• **INSTRUCTIONS FOR THE TASK**: Give every line from the entries that contains "consistency".

==== INFORMATION SUPPLIED

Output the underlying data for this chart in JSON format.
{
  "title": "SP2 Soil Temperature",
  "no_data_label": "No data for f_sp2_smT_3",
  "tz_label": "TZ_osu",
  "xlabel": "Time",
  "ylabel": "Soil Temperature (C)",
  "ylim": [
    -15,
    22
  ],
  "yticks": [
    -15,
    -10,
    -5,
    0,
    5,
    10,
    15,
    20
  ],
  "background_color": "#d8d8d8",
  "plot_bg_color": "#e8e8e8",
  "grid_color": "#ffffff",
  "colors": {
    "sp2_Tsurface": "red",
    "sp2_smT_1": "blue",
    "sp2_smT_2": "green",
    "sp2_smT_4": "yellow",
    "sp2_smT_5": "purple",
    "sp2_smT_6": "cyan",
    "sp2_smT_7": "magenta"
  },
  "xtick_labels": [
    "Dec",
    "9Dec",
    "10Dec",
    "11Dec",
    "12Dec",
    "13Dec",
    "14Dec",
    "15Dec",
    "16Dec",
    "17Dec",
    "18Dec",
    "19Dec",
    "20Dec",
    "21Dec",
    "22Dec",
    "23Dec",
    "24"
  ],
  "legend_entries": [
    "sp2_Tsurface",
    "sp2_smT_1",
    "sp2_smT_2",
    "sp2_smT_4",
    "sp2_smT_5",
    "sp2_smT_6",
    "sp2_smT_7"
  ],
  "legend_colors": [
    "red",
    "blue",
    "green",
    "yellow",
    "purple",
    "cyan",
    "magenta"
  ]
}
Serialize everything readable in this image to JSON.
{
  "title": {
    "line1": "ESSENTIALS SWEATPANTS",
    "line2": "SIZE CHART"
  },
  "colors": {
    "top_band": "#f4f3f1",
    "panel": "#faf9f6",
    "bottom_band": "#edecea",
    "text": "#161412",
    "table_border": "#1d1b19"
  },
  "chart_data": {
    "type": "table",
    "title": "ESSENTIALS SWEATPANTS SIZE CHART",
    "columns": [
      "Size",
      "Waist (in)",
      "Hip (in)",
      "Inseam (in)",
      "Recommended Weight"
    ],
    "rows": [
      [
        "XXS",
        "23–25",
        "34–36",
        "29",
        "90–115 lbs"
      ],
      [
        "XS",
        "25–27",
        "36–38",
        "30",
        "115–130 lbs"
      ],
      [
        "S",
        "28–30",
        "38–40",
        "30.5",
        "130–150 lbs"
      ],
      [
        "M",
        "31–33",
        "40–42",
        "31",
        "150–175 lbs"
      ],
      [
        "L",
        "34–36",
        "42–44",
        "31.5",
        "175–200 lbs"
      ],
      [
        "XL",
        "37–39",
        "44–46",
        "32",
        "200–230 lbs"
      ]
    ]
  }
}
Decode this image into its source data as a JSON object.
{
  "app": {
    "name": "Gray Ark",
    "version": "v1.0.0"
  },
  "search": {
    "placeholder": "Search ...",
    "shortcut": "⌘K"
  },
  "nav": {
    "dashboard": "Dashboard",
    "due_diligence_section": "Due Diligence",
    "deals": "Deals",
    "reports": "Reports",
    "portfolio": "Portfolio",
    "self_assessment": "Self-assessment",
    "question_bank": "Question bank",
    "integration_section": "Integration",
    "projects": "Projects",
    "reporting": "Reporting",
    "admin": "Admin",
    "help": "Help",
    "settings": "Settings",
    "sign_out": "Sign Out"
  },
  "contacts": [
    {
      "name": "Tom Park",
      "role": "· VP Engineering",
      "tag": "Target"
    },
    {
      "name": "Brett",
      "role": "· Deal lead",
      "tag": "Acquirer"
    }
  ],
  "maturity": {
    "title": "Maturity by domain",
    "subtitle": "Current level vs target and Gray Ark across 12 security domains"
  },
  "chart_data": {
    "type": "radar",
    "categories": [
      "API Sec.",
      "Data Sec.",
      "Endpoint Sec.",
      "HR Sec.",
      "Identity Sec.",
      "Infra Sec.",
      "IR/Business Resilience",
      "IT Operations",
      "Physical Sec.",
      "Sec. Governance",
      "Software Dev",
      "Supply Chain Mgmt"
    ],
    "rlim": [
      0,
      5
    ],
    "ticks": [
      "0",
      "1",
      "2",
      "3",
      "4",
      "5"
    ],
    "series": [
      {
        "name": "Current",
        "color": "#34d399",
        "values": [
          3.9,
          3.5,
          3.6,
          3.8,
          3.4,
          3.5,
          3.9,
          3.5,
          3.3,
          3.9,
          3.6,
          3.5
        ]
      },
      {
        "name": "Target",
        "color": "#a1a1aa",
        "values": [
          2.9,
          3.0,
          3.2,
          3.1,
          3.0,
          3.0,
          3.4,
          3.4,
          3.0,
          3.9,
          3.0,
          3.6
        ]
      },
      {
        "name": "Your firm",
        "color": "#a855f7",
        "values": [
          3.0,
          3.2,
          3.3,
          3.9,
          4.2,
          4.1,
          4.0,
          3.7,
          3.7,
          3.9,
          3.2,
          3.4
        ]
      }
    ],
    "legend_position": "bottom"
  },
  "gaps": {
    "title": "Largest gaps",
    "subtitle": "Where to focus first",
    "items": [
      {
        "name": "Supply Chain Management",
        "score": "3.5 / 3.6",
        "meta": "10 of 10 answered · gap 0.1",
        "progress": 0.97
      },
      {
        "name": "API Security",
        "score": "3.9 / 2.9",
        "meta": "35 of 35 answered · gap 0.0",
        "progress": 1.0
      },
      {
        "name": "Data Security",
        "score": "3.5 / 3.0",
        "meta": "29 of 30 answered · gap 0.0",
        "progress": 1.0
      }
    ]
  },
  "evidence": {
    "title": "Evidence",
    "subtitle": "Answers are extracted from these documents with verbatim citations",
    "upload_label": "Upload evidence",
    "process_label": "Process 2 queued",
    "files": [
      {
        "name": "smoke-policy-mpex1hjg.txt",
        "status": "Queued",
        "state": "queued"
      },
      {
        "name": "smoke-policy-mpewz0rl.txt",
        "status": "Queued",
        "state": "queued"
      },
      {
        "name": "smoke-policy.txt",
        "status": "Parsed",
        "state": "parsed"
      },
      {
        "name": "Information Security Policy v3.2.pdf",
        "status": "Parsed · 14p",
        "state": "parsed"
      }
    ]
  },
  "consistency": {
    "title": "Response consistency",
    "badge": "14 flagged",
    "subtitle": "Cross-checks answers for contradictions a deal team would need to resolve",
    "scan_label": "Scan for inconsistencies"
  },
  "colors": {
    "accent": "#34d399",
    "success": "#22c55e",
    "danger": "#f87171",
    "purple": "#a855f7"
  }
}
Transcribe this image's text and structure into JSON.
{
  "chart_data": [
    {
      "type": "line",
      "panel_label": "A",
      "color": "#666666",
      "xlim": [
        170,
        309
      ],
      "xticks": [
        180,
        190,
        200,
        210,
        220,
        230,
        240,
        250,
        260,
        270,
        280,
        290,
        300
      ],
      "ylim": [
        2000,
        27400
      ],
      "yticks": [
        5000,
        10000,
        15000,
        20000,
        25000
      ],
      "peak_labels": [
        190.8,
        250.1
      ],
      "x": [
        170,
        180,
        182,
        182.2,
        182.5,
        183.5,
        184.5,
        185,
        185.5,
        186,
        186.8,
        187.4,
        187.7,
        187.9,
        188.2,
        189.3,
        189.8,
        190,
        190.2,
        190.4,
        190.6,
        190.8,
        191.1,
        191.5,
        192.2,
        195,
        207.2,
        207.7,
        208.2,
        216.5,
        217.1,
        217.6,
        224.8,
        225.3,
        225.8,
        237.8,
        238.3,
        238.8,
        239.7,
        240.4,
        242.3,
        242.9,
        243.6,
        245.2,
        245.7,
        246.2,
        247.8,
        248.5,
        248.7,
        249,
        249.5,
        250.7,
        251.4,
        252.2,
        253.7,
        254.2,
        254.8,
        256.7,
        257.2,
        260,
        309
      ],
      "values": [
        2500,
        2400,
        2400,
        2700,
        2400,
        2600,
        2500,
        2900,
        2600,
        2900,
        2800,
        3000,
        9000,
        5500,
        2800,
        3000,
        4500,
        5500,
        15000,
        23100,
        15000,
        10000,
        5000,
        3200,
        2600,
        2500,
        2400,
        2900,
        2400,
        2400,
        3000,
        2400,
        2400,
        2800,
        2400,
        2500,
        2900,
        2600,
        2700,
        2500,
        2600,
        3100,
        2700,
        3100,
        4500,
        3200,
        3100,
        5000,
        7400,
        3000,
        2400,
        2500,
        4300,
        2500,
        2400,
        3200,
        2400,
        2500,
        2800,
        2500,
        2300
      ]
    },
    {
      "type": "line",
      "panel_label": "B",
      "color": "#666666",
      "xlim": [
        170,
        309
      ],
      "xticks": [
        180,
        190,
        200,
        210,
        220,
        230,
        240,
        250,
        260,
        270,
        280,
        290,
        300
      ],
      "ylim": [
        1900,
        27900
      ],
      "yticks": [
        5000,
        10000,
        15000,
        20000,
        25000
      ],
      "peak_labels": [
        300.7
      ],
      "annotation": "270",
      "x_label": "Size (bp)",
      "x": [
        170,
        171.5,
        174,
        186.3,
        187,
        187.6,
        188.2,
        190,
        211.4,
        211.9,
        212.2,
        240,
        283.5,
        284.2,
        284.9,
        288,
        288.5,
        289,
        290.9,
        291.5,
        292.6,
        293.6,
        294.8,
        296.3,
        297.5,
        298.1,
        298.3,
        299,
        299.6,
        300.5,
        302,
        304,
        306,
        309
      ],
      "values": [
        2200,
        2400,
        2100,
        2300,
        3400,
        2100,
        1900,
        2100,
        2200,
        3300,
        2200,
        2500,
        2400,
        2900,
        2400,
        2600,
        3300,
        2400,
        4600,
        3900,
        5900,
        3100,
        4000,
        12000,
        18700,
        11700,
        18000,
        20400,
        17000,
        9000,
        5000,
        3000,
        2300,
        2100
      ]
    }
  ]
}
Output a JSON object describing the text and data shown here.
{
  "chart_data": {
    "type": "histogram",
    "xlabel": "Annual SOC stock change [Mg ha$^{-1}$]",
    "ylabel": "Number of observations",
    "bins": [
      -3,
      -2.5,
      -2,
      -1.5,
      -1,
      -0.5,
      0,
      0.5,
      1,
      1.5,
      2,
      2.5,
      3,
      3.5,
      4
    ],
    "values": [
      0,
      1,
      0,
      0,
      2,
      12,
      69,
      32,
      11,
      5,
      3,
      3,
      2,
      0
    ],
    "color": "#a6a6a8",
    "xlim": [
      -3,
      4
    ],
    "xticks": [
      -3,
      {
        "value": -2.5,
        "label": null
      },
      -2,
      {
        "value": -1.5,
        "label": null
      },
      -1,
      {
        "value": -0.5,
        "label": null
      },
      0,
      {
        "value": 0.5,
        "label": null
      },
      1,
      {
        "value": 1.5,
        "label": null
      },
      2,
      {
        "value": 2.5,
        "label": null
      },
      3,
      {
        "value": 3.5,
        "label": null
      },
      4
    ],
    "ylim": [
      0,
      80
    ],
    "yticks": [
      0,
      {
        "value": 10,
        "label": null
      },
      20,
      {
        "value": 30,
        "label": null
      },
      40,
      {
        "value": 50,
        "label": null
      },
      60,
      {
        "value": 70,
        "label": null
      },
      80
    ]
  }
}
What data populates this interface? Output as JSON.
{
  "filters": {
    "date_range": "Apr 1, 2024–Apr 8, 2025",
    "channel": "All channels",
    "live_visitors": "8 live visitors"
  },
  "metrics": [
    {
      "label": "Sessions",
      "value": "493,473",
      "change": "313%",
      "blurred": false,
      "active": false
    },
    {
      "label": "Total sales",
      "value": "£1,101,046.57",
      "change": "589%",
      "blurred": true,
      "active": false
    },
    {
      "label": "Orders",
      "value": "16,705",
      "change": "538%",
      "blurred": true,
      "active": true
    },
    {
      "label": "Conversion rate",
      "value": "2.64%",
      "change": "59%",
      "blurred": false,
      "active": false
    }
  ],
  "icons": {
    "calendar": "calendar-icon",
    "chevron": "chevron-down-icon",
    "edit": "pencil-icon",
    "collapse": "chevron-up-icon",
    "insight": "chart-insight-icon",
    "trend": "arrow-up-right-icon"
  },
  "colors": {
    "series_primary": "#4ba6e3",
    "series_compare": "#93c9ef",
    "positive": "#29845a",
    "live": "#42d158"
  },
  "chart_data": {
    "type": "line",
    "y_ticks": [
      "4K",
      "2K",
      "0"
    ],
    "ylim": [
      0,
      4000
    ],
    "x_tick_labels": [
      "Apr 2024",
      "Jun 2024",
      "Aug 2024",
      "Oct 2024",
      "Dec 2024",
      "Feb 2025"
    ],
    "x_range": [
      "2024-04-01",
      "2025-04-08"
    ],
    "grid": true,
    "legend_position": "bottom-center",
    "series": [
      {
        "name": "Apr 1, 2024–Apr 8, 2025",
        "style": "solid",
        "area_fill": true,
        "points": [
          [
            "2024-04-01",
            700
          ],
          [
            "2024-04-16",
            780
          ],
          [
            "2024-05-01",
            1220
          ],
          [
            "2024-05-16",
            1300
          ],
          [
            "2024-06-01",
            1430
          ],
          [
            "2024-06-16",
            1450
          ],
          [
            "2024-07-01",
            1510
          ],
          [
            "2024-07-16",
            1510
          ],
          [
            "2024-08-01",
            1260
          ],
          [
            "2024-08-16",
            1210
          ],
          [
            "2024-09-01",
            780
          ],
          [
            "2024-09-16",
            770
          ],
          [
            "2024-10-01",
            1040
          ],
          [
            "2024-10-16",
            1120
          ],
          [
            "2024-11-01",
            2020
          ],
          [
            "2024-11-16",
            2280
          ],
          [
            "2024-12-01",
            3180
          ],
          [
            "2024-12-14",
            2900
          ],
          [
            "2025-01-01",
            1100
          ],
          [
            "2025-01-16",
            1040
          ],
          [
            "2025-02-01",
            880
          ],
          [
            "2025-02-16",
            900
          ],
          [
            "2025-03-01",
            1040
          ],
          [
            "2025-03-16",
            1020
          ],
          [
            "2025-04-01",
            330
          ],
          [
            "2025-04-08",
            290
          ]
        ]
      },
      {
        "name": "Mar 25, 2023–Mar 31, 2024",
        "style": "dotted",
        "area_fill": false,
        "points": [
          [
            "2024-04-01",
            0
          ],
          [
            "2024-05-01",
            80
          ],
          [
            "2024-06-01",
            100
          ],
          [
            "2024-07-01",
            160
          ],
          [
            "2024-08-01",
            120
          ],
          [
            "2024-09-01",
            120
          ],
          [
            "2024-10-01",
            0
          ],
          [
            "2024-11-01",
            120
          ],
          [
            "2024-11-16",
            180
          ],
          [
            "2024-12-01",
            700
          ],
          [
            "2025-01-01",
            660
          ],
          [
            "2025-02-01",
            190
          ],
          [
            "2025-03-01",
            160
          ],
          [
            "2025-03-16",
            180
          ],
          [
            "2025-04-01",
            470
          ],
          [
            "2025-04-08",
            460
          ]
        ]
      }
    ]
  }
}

========

• **EXERCISE SOLUTION**:
  "consistency": {
    "title": "Response consistency",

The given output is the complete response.